(Data extracted from a collection)

◆ ◆ ◆ ◆

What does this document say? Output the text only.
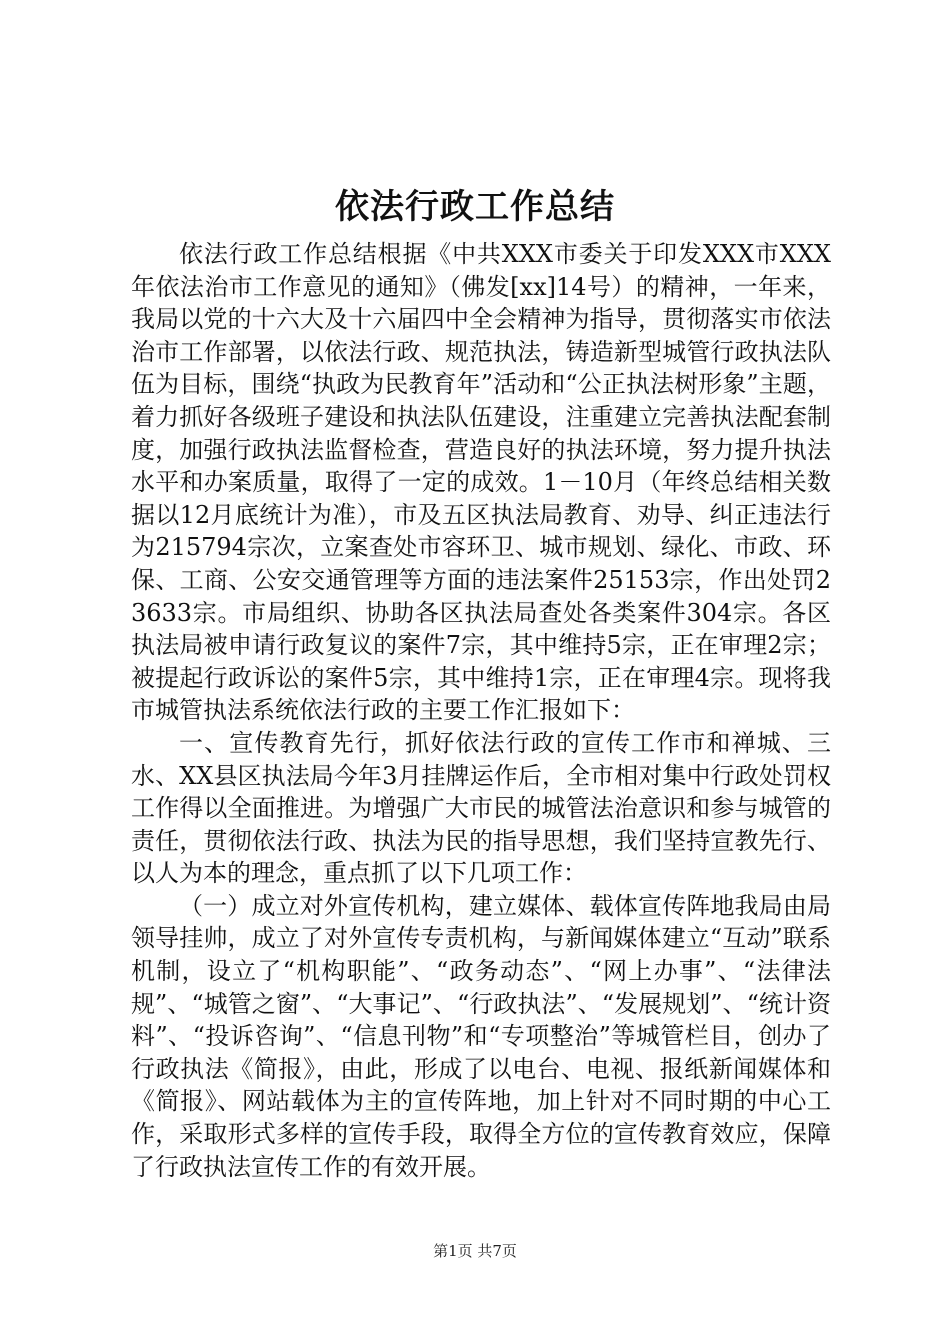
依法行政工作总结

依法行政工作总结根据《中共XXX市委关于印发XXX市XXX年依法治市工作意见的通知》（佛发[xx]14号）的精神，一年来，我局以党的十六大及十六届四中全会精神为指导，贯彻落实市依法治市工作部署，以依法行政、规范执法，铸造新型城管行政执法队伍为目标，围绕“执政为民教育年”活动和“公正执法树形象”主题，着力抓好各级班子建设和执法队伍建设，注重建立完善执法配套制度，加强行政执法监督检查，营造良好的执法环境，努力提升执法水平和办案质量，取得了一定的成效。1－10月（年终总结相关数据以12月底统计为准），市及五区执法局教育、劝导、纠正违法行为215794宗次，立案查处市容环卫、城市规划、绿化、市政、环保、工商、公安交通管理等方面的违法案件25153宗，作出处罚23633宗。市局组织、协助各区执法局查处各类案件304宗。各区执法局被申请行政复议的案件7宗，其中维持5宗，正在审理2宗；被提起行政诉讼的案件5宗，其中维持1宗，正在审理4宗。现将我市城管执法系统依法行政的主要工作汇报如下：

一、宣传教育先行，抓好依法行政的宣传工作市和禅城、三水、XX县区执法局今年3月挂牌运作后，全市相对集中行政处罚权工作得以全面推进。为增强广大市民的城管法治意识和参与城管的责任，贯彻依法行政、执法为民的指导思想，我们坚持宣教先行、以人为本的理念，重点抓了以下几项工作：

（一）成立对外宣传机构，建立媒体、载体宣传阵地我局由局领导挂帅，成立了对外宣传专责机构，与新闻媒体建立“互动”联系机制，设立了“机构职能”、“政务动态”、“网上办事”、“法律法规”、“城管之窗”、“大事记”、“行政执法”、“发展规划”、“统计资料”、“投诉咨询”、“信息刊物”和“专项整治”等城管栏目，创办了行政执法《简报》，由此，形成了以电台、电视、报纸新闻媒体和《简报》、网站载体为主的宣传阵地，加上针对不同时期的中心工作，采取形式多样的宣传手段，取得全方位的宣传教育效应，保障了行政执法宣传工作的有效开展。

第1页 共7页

◆ ◆ ◆ ◆

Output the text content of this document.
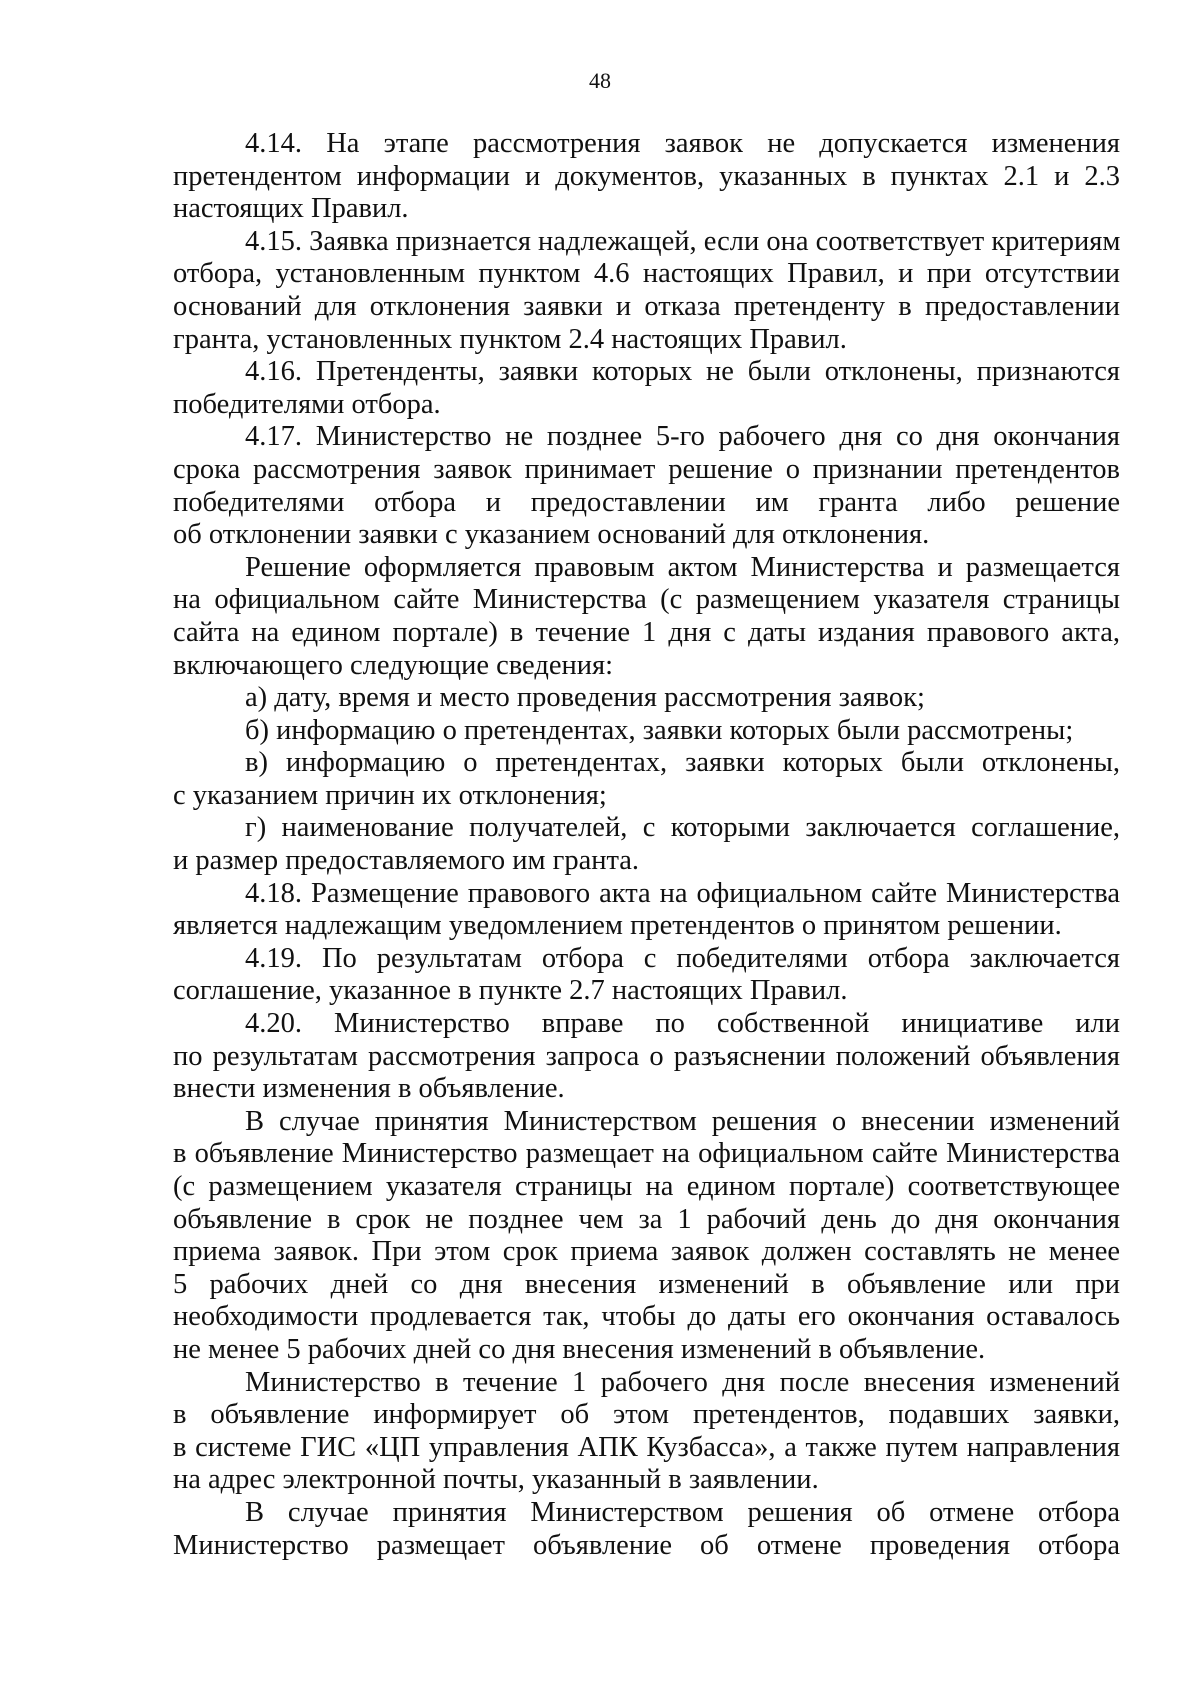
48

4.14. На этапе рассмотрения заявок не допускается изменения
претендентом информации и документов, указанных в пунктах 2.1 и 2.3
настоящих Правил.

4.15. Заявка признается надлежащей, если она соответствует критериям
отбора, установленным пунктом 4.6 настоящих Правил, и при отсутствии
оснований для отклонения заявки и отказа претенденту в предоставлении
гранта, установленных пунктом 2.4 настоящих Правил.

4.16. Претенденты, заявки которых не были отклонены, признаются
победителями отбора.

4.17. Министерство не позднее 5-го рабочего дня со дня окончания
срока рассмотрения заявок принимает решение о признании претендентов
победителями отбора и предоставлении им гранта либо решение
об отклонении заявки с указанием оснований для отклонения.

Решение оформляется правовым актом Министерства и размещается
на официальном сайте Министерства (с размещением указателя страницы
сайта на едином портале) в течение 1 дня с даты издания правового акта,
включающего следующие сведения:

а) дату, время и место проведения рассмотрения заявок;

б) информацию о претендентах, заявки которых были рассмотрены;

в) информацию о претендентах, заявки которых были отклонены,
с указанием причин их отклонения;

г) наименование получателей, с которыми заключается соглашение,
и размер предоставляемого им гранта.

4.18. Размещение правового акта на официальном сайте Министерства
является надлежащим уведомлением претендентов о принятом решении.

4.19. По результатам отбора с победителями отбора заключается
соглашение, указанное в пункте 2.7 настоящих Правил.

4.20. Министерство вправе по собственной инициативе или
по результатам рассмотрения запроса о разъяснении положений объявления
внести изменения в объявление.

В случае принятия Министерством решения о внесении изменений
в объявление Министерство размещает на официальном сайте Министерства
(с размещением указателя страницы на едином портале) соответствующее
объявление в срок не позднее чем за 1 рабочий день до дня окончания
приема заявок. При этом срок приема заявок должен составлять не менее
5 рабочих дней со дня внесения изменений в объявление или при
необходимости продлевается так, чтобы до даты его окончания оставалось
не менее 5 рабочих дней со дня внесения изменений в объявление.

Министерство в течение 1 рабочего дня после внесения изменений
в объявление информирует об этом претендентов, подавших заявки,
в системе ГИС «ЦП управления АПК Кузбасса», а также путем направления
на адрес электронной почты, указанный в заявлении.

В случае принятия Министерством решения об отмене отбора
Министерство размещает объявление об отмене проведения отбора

◆ ◆ ◆ ◆

Go over the records above and tally each line that includes "информацию". Give the total by itself.

2